◆ WHAT IS BEING ASKED ◆
Within this material, how many lines have the string "Hospitalizations" in them? The answer is a number, with nothing added.

■ ■ ■

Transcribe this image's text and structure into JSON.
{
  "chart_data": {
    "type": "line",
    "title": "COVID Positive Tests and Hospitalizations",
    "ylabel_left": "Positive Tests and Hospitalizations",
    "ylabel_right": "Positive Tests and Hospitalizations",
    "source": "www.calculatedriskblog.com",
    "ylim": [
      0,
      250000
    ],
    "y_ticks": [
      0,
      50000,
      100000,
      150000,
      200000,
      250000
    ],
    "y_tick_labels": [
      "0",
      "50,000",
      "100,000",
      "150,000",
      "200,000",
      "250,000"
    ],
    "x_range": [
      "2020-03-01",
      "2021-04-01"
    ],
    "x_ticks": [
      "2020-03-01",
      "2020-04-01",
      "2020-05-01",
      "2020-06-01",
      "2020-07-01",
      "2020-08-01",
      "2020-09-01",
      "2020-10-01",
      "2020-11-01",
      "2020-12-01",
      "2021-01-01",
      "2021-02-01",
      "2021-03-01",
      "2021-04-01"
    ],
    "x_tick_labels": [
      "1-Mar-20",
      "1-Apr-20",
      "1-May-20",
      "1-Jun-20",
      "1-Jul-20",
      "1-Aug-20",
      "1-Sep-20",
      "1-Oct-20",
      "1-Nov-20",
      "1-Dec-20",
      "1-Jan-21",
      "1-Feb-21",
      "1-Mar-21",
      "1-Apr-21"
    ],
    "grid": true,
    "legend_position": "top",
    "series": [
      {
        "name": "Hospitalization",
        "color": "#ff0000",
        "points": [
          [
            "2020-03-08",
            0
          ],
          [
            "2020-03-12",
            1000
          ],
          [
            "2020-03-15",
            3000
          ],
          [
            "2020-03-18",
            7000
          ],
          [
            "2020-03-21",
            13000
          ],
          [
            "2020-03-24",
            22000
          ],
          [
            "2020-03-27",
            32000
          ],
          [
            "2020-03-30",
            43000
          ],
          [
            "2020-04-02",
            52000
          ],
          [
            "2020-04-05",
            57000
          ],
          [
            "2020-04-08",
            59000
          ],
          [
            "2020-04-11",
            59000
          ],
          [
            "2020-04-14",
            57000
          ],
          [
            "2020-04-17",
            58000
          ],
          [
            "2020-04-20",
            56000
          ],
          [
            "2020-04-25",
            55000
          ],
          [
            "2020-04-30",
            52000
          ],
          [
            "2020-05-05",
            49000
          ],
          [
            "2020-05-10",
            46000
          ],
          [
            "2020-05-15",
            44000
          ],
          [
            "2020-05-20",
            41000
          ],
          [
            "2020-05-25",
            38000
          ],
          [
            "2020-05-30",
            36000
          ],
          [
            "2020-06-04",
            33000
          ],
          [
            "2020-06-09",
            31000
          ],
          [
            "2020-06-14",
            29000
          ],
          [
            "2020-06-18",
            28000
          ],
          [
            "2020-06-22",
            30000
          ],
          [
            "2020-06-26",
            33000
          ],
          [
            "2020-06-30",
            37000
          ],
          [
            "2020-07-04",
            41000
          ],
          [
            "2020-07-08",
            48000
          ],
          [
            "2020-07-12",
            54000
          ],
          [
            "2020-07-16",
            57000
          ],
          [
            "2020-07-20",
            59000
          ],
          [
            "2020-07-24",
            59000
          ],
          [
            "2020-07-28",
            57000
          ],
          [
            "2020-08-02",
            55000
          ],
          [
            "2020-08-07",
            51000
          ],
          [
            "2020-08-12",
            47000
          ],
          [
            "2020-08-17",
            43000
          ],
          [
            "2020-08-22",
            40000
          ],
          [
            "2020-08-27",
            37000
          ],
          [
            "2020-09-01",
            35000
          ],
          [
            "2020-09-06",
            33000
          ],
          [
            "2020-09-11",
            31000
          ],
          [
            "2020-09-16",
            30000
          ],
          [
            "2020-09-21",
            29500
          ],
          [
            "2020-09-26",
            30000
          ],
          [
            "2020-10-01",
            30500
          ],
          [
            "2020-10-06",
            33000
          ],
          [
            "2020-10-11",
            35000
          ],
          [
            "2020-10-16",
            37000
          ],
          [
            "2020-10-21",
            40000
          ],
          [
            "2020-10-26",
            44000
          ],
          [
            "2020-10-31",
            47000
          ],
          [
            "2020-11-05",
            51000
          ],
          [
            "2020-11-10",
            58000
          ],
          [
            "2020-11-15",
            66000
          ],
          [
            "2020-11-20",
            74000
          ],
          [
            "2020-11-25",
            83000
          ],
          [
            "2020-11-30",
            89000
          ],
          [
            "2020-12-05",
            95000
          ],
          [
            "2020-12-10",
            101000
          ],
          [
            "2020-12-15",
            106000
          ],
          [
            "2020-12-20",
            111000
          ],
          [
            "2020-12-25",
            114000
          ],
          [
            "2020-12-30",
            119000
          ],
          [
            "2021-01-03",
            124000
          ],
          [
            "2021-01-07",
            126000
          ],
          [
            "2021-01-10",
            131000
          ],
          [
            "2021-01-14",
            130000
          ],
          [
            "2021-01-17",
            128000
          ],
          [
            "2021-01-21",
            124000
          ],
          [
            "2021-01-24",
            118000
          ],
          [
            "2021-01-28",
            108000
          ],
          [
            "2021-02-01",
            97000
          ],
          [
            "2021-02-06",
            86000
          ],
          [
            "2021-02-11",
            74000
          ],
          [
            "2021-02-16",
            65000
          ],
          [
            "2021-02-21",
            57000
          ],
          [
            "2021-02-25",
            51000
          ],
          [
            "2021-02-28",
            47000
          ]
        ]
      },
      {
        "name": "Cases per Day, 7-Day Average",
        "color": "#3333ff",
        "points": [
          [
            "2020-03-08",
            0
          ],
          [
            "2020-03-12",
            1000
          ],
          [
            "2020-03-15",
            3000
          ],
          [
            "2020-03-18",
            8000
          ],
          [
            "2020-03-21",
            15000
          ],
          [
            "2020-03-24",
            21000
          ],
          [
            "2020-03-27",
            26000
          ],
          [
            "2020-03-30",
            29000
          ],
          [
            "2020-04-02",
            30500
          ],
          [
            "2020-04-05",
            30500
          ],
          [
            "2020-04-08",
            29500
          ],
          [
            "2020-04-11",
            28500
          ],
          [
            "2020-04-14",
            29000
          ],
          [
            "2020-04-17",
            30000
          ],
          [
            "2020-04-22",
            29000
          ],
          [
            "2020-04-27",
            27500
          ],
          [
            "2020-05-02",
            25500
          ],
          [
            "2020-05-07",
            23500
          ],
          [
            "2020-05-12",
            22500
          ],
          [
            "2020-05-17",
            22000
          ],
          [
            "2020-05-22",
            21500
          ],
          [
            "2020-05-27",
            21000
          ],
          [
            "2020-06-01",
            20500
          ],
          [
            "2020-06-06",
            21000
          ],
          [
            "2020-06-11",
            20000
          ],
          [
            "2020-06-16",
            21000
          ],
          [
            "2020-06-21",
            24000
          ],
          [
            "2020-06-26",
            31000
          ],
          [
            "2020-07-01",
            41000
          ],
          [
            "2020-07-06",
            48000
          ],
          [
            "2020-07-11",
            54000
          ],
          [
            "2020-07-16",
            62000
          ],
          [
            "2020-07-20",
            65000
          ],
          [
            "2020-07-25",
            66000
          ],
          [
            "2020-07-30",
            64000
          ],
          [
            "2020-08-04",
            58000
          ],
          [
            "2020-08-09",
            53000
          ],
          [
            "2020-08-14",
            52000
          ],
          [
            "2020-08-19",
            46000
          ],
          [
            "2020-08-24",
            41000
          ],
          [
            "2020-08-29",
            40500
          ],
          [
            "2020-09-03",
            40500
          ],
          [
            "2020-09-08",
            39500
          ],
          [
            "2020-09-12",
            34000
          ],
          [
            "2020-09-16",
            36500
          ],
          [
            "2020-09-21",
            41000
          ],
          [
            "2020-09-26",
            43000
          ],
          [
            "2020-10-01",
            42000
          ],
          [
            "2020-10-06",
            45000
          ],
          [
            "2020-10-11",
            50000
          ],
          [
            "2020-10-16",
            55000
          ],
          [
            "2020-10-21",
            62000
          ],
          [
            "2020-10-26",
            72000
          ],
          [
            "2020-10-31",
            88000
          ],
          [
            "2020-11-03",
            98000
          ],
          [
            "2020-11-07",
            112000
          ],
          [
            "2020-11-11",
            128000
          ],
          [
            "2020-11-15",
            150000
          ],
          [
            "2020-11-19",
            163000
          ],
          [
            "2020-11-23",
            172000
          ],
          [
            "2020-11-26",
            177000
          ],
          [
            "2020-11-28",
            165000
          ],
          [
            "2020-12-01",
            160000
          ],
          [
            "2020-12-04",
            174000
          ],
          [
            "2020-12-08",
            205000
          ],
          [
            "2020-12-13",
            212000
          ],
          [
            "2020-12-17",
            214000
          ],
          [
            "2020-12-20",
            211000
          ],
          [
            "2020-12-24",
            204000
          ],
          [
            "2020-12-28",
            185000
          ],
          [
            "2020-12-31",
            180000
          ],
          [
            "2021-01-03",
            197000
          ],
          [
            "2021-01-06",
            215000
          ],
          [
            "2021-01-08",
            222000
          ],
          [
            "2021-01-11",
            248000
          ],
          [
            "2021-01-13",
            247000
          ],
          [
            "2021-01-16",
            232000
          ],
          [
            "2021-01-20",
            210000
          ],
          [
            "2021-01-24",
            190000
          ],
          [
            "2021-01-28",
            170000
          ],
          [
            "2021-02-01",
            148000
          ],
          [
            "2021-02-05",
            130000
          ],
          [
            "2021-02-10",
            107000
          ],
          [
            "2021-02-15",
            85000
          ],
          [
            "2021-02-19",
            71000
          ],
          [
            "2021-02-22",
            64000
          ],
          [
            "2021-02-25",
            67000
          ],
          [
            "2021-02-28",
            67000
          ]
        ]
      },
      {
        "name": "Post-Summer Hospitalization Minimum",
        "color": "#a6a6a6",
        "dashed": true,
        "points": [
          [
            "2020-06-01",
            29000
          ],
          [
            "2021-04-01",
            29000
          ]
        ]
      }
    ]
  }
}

■ ■ ■

◆ CORRECT RESULT ◆
3